(Collected data entries)

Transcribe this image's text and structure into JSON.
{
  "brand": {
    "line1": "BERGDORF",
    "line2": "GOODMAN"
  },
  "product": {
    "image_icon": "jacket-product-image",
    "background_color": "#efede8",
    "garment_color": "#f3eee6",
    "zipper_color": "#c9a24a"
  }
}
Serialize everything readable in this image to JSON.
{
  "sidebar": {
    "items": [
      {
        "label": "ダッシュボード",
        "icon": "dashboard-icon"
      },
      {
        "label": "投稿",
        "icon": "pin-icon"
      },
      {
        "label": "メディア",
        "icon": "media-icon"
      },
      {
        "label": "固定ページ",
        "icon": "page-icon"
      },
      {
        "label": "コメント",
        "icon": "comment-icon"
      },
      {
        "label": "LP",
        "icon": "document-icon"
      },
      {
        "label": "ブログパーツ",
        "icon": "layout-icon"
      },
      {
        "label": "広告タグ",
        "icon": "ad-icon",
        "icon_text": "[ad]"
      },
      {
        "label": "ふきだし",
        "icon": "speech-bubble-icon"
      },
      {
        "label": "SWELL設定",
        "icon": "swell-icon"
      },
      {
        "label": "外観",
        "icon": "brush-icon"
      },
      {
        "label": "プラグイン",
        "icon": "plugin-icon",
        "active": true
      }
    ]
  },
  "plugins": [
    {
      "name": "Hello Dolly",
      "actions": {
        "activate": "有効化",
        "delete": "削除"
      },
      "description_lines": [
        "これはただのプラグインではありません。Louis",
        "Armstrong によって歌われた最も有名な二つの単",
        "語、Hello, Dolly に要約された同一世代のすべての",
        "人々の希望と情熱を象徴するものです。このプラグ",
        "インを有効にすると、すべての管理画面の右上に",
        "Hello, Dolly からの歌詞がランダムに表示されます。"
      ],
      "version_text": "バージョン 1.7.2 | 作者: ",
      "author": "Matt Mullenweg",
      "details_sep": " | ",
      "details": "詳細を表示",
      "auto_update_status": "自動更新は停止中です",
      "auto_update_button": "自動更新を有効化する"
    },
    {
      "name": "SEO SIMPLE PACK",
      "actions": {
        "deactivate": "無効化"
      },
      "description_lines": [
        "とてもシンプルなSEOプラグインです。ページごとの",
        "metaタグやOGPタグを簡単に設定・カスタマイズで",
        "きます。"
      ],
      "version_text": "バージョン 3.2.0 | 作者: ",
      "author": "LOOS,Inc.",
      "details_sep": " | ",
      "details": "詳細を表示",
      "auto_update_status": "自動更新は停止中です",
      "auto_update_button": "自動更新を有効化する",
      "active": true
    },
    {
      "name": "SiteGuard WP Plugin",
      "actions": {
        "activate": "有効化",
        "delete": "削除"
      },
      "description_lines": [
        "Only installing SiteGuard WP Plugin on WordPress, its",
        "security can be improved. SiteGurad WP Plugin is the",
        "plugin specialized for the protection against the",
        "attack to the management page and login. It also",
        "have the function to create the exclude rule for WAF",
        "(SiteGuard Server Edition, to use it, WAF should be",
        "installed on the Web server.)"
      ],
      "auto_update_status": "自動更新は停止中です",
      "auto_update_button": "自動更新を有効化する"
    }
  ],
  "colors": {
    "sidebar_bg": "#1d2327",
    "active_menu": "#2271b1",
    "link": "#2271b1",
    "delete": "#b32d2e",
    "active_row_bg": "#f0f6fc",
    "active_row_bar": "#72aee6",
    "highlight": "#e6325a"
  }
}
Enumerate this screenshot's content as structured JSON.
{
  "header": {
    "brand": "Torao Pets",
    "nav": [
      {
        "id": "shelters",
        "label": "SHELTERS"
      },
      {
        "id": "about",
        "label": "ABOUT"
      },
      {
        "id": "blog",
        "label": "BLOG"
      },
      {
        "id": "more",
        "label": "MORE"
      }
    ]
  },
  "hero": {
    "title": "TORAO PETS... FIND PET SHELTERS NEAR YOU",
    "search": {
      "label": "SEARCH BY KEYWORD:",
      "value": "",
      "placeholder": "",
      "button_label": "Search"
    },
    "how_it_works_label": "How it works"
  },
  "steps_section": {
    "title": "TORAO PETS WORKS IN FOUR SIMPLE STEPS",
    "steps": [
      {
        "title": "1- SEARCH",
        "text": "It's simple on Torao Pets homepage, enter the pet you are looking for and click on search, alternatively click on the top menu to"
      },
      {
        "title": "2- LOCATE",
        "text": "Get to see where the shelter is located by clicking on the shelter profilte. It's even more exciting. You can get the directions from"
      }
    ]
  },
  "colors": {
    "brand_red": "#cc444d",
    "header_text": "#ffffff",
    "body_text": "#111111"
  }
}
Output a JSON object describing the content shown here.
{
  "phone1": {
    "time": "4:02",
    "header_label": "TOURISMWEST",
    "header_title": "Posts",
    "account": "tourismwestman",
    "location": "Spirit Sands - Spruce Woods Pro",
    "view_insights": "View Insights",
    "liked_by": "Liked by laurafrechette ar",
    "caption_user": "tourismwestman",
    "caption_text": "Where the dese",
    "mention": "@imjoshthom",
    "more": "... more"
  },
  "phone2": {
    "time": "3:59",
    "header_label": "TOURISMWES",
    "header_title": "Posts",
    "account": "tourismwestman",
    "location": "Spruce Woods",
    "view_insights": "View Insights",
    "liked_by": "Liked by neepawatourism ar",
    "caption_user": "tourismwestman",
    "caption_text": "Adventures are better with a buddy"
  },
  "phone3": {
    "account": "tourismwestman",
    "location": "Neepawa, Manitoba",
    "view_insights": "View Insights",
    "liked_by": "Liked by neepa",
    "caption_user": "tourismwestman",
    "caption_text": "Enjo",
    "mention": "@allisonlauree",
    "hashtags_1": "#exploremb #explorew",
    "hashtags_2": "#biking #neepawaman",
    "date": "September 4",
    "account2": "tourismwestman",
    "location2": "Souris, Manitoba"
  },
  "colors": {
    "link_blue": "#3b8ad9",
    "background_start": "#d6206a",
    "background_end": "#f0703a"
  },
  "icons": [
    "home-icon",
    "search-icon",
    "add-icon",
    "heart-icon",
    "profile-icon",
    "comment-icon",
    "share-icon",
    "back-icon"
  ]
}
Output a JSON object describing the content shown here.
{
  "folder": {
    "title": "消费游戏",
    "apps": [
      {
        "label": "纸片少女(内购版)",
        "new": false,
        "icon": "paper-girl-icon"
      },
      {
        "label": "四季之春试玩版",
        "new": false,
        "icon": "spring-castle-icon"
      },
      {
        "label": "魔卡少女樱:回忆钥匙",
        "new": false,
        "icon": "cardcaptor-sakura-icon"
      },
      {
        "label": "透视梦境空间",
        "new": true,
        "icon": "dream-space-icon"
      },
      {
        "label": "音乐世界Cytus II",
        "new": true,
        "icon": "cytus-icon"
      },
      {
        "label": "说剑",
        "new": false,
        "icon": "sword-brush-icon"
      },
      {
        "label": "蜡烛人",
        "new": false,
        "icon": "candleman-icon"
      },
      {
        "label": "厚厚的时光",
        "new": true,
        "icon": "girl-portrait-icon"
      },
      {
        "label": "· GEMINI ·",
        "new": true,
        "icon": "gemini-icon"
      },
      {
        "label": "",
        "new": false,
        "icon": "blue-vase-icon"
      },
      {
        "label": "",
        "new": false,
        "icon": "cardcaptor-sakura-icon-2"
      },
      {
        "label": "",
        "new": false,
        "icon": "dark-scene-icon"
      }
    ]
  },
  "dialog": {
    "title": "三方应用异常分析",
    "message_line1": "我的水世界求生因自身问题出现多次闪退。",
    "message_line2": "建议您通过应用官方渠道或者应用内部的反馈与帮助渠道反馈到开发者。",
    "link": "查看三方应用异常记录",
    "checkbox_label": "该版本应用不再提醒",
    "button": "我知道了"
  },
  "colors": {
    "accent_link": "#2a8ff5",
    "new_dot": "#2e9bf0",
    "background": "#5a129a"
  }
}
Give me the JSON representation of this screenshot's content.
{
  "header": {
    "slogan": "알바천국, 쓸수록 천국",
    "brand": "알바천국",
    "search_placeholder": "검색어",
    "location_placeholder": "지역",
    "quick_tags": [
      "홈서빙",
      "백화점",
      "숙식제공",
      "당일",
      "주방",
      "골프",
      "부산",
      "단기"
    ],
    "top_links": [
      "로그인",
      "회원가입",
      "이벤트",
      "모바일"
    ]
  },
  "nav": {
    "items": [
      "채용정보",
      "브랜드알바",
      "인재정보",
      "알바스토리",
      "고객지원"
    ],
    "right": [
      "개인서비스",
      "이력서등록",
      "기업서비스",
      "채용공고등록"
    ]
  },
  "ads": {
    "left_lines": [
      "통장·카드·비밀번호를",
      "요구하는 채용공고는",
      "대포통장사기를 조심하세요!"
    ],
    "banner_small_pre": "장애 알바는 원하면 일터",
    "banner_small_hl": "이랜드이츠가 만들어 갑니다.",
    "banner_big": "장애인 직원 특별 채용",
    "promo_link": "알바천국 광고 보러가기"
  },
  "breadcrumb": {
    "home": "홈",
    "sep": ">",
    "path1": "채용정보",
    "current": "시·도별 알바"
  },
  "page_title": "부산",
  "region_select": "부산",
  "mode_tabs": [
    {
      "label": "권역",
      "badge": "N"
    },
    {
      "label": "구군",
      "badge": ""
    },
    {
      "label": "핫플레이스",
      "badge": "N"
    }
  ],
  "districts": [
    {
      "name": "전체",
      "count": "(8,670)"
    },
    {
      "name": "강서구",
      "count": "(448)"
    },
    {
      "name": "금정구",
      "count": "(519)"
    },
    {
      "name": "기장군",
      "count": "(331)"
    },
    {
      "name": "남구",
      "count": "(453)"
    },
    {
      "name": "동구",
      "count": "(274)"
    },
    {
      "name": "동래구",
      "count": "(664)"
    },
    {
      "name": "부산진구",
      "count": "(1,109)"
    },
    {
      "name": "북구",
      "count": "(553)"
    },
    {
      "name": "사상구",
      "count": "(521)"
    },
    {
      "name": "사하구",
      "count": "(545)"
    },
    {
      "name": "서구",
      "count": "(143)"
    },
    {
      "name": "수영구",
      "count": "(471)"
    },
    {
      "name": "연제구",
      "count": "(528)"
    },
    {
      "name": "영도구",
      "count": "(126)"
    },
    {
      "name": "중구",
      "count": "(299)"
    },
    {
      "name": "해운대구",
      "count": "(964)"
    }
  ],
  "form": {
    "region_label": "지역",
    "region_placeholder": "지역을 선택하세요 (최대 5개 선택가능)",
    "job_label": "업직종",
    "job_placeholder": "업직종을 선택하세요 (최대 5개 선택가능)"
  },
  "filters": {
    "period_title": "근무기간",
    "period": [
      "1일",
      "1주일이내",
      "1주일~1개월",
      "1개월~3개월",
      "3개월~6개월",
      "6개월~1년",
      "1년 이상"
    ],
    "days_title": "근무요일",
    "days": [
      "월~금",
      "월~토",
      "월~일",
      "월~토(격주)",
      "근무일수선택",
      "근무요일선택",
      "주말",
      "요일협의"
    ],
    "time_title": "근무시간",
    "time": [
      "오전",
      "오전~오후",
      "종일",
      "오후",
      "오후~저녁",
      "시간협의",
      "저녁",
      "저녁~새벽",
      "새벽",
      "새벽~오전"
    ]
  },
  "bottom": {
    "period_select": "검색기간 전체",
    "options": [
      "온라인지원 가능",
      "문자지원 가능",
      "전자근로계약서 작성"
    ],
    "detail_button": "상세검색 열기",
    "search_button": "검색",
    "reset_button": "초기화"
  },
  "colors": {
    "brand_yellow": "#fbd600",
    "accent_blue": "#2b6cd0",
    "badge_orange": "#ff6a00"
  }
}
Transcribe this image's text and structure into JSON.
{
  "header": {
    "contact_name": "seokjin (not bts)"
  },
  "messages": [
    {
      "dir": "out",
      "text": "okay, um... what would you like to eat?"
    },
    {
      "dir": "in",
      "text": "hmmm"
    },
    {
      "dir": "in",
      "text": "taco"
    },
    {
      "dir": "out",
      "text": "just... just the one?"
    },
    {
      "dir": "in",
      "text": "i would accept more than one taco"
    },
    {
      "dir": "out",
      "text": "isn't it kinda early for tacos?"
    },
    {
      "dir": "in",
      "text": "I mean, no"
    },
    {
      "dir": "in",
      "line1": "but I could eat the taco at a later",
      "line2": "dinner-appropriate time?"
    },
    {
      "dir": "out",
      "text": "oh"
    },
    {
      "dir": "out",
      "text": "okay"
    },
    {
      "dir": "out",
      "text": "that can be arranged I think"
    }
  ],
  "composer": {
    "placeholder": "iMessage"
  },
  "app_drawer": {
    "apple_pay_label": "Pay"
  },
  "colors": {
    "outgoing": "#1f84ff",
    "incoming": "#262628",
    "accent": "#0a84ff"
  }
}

▶ WRITTEN REQUEST: Look through the entries above for the word "バージョン". Copy every line where it shows up.

▶ SOLVED EXERCISE:
      "version_text": "バージョン 1.7.2 | 作者: ",
      "version_text": "バージョン 3.2.0 | 作者: ",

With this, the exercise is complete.